Look through the data and write out every line with the word "esta" in it.

-- START MATERIAL SUPPLIED --

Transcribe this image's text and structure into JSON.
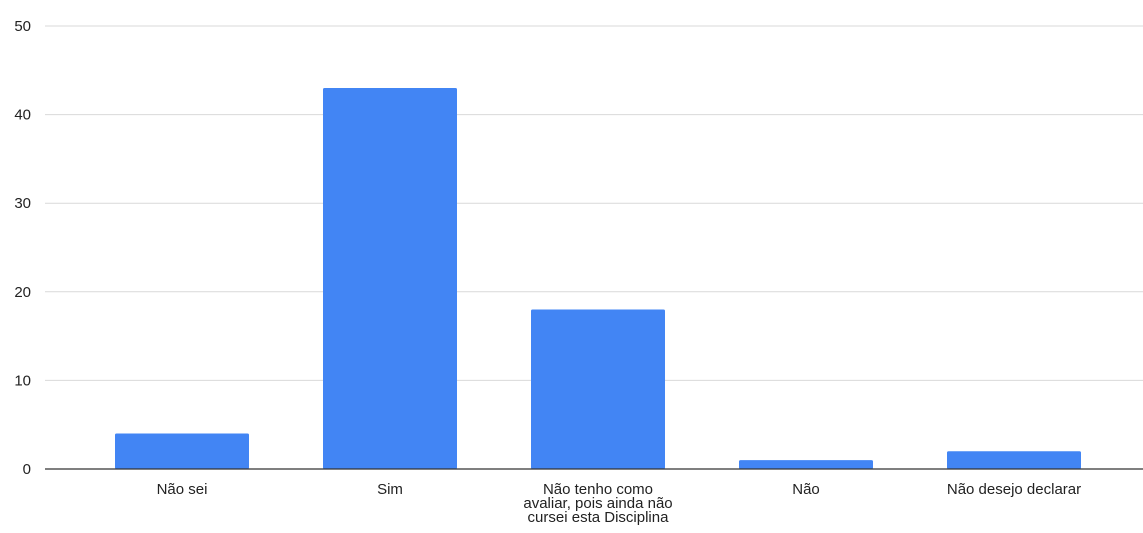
{
  "chart_data": {
    "type": "bar",
    "categories": [
      "Não sei",
      "Sim",
      "Não tenho como avaliar, pois ainda não cursei esta Disciplina",
      "Não",
      "Não desejo declarar"
    ],
    "category_label_lines": [
      [
        "Não sei"
      ],
      [
        "Sim"
      ],
      [
        "Não tenho como",
        "avaliar, pois ainda não",
        "cursei esta Disciplina"
      ],
      [
        "Não"
      ],
      [
        "Não desejo declarar"
      ]
    ],
    "values": [
      4,
      43,
      18,
      1,
      2
    ],
    "ylim": [
      0,
      50
    ],
    "yticks": [
      0,
      10,
      20,
      30,
      40,
      50
    ],
    "grid": true,
    "colors": {
      "bar": "#4285f4",
      "grid": "#d9d9d9",
      "axis": "#333333",
      "text": "#222222"
    }
  }
}
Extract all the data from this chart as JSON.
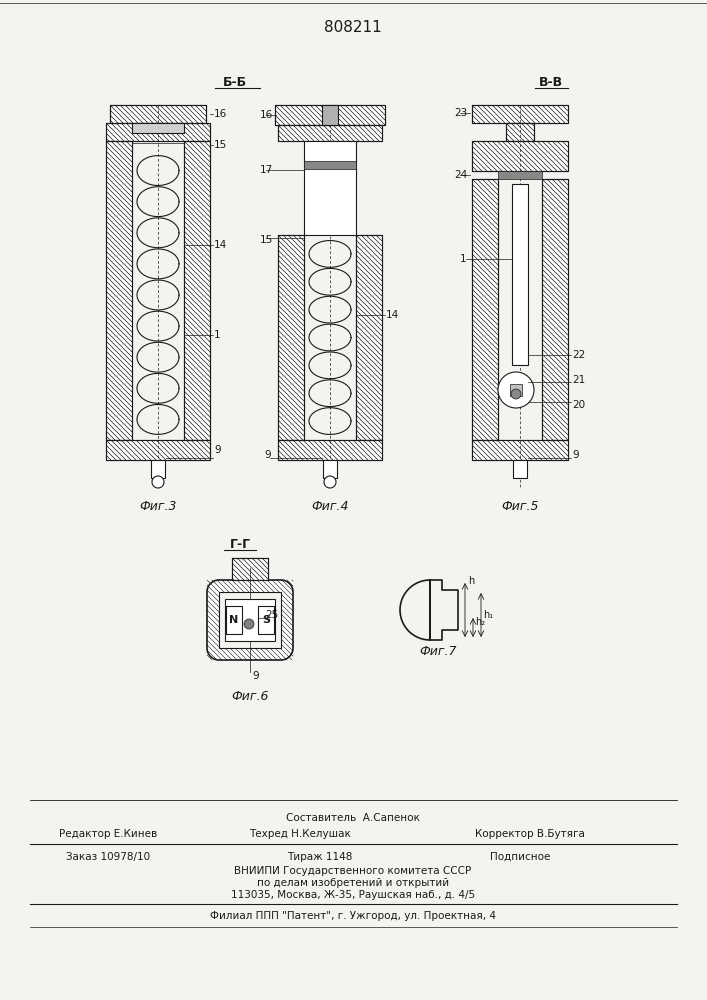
{
  "patent_number": "808211",
  "bg": "#f5f3ef",
  "dc": "#1a1a1a",
  "fig3_label": "Фиг.3",
  "fig4_label": "Фиг.4",
  "fig5_label": "Фиг.5",
  "fig6_label": "Фиг.6",
  "fig7_label": "Фиг.7",
  "section_bb": "Б-Б",
  "section_vv": "В-В",
  "section_gg": "Г-Г",
  "footer_составитель": "Составитель  А.Сапенок",
  "footer_редактор": "Редактор Е.Кинев",
  "footer_техред": "Техред Н.Келушак",
  "footer_корректор": "Корректор В.Бутяга",
  "footer_заказ": "Заказ 10978/10",
  "footer_тираж": "Тираж 1148",
  "footer_подписное": "Подписное",
  "footer_вниипи": "ВНИИПИ Государственного комитета СССР",
  "footer_делам": "по делам изобретений и открытий",
  "footer_адрес": "113035, Москва, Ж-35, Раушская наб., д. 4/5",
  "footer_филиал": "Филиал ППП \"Патент\", г. Ужгород, ул. Проектная, 4"
}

-- END MATERIAL SUPPLIED --

[SOLUTION]
      "Não tenho como avaliar, pois ainda não cursei esta Disciplina",
        "cursei esta Disciplina"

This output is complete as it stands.